┌────────

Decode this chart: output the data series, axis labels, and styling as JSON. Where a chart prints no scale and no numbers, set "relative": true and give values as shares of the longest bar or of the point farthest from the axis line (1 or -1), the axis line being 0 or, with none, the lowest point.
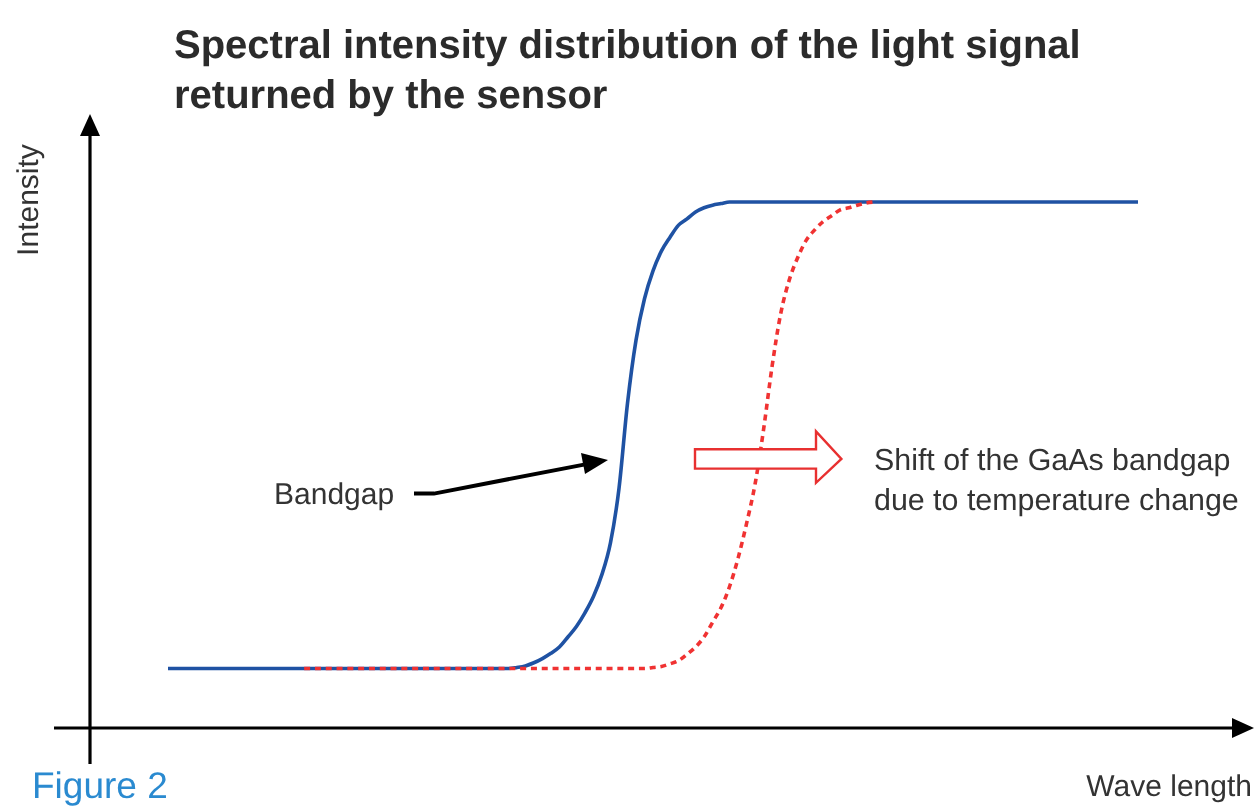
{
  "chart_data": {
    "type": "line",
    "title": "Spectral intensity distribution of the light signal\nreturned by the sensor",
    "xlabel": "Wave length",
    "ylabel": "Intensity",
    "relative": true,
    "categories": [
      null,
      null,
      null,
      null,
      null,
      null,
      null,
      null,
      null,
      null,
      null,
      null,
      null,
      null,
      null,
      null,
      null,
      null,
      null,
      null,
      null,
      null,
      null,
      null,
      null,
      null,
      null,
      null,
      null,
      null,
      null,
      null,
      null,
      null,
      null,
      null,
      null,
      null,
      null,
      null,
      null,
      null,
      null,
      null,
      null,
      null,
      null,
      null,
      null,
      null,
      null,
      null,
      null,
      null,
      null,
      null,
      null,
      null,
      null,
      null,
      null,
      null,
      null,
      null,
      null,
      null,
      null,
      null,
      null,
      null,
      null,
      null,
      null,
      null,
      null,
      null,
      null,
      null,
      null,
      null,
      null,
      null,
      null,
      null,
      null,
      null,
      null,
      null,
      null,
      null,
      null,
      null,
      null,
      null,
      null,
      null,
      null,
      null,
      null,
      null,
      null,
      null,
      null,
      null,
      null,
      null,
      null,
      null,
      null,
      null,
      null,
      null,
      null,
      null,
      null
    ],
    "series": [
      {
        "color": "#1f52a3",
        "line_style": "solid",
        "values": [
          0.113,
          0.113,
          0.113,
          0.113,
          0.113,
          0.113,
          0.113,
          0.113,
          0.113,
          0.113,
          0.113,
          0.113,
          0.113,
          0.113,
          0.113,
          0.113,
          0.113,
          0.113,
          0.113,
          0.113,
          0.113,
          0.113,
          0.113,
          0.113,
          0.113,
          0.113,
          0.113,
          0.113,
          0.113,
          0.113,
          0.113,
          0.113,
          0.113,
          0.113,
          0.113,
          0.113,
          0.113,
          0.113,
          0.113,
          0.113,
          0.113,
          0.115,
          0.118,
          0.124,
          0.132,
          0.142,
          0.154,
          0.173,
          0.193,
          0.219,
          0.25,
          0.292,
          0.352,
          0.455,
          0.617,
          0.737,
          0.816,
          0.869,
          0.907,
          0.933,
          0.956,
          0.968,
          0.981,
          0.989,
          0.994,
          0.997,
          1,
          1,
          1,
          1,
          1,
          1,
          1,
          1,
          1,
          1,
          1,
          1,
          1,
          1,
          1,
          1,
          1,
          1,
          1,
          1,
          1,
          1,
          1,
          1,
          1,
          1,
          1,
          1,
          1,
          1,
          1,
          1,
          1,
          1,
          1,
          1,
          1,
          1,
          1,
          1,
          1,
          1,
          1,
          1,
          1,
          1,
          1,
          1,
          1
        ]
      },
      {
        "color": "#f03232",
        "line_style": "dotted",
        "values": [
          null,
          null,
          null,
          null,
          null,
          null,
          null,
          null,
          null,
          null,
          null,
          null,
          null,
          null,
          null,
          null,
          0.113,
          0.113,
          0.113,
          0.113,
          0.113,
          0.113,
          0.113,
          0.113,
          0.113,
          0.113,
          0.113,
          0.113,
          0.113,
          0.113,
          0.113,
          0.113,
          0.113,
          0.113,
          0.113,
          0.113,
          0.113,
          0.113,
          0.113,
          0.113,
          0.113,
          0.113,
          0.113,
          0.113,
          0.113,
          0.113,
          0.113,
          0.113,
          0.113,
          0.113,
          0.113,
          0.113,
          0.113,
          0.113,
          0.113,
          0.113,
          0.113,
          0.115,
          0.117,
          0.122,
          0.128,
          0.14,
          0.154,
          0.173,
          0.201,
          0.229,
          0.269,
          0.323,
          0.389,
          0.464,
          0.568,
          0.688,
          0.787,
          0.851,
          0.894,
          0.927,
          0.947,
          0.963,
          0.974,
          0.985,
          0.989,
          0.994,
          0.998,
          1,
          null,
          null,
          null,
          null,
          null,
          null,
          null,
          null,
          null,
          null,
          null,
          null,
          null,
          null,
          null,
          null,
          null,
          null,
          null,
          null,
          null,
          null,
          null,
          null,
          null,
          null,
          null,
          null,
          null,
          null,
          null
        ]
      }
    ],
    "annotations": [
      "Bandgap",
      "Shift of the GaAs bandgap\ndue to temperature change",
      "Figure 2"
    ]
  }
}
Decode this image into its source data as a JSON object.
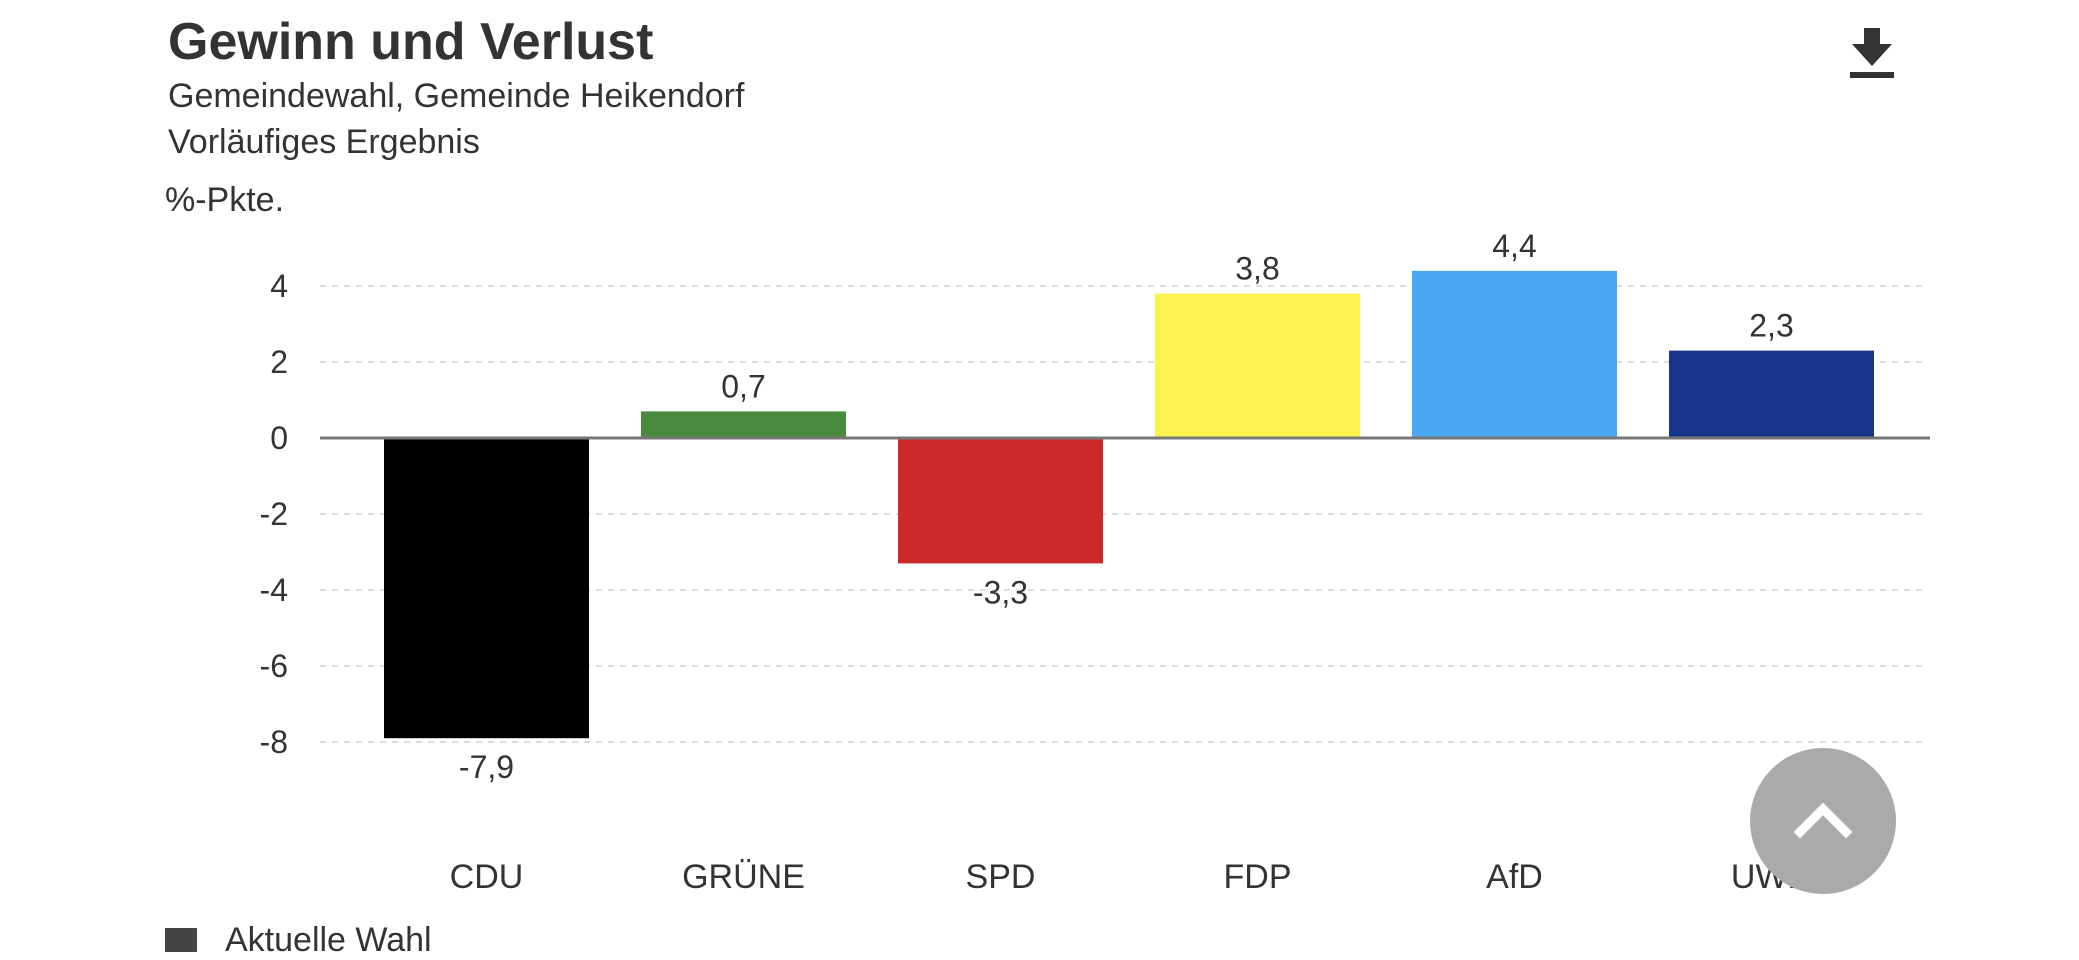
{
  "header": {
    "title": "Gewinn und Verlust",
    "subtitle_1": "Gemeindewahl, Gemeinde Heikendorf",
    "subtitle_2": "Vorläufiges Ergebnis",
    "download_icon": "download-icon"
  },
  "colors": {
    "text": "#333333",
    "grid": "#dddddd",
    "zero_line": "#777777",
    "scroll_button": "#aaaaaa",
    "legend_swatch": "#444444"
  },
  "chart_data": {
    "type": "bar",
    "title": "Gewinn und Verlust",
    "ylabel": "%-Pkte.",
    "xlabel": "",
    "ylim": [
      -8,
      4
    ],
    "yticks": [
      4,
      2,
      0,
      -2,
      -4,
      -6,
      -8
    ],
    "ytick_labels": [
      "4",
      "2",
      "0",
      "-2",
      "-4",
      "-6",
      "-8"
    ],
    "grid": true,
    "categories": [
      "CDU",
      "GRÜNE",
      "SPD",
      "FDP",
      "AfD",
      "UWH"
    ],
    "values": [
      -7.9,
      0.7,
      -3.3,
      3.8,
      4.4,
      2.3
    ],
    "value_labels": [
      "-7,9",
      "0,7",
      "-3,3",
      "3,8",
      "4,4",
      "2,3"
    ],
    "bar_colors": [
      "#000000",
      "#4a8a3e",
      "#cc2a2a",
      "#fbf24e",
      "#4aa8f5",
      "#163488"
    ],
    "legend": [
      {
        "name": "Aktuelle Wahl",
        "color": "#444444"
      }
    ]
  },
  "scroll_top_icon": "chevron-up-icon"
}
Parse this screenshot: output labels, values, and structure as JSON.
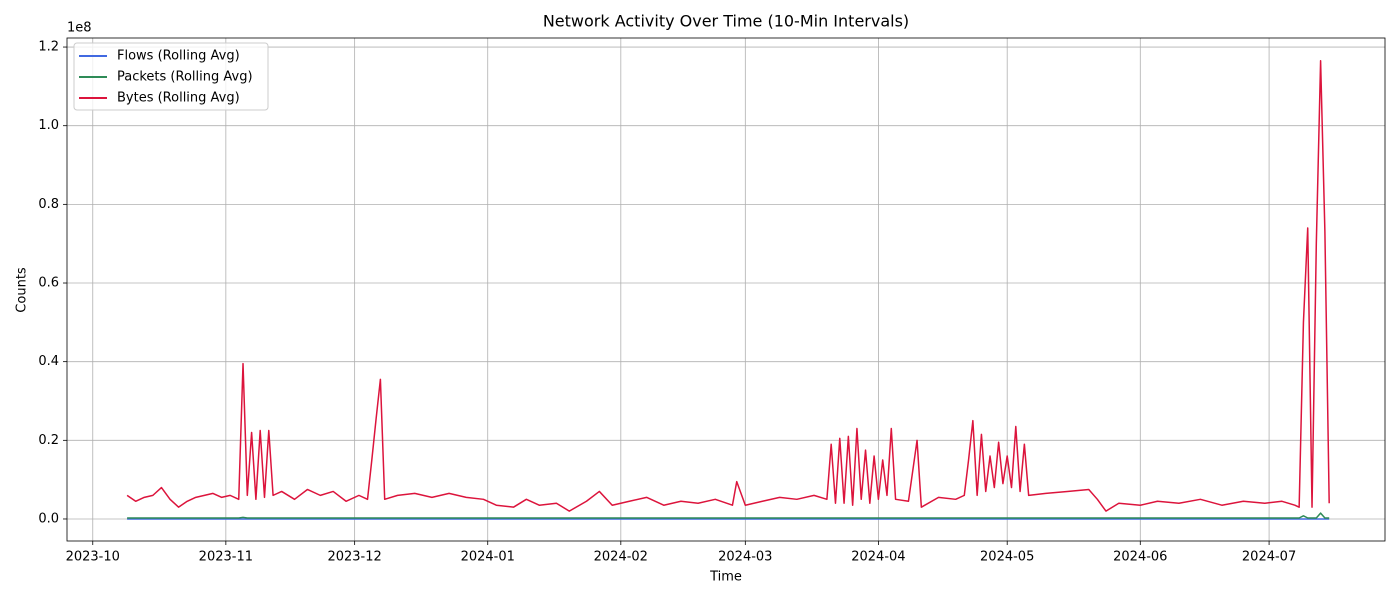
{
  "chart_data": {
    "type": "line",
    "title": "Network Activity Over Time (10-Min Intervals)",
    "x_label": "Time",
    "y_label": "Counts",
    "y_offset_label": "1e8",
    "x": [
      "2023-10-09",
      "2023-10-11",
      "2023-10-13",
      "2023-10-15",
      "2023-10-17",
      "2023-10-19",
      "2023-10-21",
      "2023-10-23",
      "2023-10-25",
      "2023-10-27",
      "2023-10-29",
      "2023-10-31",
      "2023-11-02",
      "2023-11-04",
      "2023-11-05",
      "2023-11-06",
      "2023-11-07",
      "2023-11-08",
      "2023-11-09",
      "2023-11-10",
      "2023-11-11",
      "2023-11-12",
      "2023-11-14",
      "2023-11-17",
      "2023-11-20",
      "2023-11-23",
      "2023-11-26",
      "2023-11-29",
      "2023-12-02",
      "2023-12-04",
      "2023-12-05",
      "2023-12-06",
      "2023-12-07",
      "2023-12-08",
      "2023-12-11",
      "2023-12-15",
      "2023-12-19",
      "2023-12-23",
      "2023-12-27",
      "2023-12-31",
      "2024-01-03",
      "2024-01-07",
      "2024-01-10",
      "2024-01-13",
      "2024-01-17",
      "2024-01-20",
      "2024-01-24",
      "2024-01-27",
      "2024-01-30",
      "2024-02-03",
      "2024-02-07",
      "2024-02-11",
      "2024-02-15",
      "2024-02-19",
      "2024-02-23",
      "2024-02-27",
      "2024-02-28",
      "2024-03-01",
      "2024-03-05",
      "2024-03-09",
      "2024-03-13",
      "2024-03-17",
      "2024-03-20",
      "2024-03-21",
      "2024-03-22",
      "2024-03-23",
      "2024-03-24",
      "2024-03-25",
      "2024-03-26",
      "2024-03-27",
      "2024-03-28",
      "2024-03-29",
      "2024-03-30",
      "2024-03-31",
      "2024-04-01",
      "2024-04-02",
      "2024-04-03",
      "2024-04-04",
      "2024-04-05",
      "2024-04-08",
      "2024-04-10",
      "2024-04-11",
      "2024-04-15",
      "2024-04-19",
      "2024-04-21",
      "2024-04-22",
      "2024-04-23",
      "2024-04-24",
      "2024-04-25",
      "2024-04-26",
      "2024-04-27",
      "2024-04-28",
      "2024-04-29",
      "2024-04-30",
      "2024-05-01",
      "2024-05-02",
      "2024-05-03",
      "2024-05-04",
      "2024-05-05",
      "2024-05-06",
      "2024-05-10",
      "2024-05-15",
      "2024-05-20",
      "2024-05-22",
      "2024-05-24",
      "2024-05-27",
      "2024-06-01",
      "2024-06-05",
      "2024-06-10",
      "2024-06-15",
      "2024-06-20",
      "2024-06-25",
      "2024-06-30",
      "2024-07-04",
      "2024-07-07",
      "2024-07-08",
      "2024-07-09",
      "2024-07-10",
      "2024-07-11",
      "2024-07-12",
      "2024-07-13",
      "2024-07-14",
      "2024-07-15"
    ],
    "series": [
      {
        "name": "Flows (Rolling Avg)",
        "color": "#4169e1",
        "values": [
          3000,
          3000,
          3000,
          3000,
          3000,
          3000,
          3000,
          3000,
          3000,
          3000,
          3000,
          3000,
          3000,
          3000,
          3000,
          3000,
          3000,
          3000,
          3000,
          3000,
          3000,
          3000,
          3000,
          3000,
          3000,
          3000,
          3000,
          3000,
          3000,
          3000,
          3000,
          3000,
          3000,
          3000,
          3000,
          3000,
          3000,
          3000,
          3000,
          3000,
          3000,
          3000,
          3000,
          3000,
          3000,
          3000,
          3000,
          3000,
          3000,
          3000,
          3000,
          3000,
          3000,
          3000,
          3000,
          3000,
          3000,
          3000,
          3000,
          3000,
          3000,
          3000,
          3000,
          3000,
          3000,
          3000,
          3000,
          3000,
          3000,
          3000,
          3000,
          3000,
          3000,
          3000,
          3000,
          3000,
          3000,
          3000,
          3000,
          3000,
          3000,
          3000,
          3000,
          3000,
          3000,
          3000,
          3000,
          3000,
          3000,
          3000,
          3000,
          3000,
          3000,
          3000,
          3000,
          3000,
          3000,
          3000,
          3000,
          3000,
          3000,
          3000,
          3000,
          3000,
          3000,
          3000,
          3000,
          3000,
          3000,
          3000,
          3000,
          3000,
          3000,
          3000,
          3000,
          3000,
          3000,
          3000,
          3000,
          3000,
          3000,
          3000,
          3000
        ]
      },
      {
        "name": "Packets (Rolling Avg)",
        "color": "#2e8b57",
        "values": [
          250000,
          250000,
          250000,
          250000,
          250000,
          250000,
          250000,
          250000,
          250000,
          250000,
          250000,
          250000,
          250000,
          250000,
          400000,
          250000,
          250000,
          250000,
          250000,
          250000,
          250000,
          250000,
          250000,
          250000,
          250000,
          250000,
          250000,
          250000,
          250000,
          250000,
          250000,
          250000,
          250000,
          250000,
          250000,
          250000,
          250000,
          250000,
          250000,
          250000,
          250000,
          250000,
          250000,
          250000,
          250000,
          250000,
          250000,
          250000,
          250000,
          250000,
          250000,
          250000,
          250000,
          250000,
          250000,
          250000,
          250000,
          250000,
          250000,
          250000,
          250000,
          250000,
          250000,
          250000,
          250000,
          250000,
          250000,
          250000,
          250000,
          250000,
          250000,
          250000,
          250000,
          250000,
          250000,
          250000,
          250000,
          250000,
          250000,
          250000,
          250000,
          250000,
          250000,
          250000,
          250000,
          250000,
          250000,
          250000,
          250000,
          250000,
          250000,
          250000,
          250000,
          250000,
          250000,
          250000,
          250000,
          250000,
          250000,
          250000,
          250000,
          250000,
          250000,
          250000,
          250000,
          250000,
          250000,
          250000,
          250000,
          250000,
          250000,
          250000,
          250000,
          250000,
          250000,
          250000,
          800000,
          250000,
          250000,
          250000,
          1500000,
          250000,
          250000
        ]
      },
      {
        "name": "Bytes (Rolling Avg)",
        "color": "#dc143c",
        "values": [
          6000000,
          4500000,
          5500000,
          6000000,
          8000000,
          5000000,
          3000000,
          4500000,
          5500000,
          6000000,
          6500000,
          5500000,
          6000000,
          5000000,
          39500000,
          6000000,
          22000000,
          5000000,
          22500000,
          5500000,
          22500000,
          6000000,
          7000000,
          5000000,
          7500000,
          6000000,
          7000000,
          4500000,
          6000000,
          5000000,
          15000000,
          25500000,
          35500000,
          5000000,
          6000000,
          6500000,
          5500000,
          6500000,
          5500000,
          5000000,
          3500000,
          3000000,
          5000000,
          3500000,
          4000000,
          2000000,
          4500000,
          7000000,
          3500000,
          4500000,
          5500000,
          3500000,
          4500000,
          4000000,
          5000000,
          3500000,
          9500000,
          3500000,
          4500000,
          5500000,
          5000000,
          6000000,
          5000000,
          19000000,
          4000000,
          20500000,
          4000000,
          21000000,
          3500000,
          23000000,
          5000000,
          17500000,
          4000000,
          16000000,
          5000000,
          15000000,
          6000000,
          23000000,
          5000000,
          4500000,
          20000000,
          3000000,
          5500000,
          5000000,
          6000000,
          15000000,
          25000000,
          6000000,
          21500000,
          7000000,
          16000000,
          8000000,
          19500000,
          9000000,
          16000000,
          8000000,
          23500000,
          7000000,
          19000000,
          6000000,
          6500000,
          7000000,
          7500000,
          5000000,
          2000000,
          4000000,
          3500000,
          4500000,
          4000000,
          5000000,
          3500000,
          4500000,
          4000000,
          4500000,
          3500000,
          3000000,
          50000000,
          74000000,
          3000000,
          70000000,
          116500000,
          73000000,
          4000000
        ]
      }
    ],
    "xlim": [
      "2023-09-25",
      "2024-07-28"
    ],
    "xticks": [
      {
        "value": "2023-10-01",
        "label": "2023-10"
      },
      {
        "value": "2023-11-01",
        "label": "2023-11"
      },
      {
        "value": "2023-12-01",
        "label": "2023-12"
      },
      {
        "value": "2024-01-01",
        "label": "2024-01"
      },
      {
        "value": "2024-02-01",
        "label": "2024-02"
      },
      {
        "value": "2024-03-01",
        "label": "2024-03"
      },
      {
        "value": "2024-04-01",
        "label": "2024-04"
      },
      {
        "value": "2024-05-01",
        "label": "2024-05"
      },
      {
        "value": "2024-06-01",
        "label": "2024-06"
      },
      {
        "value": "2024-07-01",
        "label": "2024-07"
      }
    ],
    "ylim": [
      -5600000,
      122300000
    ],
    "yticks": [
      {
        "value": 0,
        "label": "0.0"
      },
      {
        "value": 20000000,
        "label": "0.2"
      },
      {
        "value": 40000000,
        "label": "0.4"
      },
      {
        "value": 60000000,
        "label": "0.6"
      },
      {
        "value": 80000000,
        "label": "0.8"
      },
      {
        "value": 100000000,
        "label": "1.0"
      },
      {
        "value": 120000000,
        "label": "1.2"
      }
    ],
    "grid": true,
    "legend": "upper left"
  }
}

└────────

**Work to do:** Return all lines with the word "relative" in them.

**Final result:**
Decode this chart: output the data series, axis labels, and styling as JSON. Where a chart prints no scale and no numbers, set "relative": true and give values as shares of the longest bar or of the point farthest from the axis line (1 or -1), the axis line being 0 or, with none, the lowest point.
    "relative": true,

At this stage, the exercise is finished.